_Task to complete_: Report how many lines contain "selected". The answer is a single number.

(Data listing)
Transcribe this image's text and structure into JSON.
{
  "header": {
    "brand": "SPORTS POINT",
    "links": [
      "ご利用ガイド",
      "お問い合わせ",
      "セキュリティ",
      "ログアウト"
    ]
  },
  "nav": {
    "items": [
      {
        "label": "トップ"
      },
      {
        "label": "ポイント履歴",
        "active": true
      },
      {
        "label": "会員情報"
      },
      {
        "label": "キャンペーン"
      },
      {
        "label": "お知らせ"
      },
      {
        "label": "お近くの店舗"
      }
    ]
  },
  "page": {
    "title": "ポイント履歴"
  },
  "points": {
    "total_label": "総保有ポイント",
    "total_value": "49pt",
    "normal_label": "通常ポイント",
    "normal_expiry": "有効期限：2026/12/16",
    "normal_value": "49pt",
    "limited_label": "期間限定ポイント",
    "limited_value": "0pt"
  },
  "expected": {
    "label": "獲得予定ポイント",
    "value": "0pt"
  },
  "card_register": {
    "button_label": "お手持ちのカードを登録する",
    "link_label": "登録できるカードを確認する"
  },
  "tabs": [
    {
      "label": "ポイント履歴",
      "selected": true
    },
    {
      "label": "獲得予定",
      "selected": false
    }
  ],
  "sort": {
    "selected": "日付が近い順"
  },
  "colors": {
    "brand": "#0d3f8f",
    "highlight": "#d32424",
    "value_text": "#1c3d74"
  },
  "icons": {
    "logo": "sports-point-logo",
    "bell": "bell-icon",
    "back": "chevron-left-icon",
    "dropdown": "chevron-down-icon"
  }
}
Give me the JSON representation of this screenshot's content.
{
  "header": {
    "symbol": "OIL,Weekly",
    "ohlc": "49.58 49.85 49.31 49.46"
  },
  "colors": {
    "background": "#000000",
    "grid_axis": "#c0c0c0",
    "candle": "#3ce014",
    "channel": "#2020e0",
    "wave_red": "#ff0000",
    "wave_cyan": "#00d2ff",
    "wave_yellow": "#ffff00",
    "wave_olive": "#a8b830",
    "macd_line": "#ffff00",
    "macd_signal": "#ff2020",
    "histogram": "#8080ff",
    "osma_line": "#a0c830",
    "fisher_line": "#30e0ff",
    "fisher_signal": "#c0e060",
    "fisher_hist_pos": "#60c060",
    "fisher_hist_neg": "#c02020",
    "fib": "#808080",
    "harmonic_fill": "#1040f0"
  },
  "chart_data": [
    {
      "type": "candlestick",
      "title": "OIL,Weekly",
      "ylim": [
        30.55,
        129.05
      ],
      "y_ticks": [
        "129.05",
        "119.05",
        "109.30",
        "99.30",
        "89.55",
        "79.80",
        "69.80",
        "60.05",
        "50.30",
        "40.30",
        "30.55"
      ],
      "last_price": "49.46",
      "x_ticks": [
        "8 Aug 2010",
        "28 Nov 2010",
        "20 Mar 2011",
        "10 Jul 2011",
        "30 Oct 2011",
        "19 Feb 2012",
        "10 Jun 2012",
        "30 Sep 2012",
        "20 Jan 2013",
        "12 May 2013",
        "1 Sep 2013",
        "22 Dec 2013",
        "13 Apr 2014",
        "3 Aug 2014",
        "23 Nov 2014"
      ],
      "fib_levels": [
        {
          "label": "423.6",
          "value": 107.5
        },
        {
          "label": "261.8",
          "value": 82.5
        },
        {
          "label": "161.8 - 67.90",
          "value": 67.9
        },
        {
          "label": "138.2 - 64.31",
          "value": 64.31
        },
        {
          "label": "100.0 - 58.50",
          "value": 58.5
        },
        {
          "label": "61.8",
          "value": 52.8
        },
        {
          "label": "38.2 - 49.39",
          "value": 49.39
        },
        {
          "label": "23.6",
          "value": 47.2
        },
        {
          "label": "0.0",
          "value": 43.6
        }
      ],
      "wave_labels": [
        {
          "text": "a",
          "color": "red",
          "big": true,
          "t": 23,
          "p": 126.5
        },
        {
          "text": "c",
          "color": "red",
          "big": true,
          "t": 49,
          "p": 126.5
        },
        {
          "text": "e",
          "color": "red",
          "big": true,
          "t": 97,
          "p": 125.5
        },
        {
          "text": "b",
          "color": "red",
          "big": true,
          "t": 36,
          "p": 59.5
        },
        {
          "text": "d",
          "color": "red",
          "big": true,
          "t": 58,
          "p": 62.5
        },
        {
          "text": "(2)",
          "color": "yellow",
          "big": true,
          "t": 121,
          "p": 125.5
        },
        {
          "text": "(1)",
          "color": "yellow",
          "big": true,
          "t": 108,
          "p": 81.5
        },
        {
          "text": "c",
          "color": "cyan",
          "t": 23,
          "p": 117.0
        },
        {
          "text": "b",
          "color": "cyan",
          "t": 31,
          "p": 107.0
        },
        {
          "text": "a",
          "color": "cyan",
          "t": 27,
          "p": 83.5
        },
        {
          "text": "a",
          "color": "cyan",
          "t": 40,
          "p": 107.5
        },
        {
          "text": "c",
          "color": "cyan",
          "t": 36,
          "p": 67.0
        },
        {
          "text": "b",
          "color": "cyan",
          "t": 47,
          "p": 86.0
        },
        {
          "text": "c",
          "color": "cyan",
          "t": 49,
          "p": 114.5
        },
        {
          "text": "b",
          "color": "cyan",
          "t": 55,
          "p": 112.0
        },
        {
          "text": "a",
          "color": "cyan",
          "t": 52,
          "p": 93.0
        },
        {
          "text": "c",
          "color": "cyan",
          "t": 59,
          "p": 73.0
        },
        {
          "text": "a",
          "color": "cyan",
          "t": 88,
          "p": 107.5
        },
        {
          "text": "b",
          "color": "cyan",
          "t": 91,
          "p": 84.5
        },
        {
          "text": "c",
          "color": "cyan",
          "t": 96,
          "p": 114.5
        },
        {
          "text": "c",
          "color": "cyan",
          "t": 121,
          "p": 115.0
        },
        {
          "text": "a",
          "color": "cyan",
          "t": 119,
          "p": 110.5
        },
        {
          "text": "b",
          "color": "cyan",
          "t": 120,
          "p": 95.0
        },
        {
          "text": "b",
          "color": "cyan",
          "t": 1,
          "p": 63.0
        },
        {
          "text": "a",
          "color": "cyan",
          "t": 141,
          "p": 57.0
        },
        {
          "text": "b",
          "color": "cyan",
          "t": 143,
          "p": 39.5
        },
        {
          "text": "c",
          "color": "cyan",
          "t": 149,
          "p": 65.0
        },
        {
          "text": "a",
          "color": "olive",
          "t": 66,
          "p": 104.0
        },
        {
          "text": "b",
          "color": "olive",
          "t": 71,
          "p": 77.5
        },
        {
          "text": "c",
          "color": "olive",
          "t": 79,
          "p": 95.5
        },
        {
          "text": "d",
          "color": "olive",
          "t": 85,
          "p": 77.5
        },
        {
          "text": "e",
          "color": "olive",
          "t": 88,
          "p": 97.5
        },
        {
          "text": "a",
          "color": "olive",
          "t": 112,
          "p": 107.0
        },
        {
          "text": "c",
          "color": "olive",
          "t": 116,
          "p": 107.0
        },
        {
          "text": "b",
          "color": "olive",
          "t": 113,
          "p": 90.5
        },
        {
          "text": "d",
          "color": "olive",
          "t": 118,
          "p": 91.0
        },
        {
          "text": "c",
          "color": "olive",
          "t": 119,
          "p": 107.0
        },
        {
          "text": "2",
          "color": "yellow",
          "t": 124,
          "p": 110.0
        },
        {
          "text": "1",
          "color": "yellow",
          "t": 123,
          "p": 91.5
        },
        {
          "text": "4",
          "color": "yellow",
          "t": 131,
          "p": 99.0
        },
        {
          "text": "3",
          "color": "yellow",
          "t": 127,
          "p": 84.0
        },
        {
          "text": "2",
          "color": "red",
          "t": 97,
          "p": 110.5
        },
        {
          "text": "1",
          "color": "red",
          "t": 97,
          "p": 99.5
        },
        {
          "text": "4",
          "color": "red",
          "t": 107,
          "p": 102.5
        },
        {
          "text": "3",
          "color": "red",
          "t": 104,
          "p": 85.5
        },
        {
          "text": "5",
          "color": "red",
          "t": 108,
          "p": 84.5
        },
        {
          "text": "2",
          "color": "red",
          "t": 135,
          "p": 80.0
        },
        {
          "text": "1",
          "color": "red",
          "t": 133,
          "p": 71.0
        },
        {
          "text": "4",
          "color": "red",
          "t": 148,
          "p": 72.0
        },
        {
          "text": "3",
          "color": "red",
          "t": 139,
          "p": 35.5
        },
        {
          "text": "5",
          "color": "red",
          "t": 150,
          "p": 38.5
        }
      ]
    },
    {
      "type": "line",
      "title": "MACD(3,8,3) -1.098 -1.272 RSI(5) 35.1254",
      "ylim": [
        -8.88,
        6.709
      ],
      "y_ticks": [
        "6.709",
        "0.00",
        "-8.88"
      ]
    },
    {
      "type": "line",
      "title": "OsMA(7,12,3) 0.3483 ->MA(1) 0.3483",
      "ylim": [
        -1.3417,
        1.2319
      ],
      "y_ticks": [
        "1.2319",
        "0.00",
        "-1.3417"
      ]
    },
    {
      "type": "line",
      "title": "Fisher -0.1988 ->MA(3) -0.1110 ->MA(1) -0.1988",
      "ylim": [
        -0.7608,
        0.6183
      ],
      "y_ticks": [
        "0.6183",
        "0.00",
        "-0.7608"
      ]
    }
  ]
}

_Result of this exercise_: 3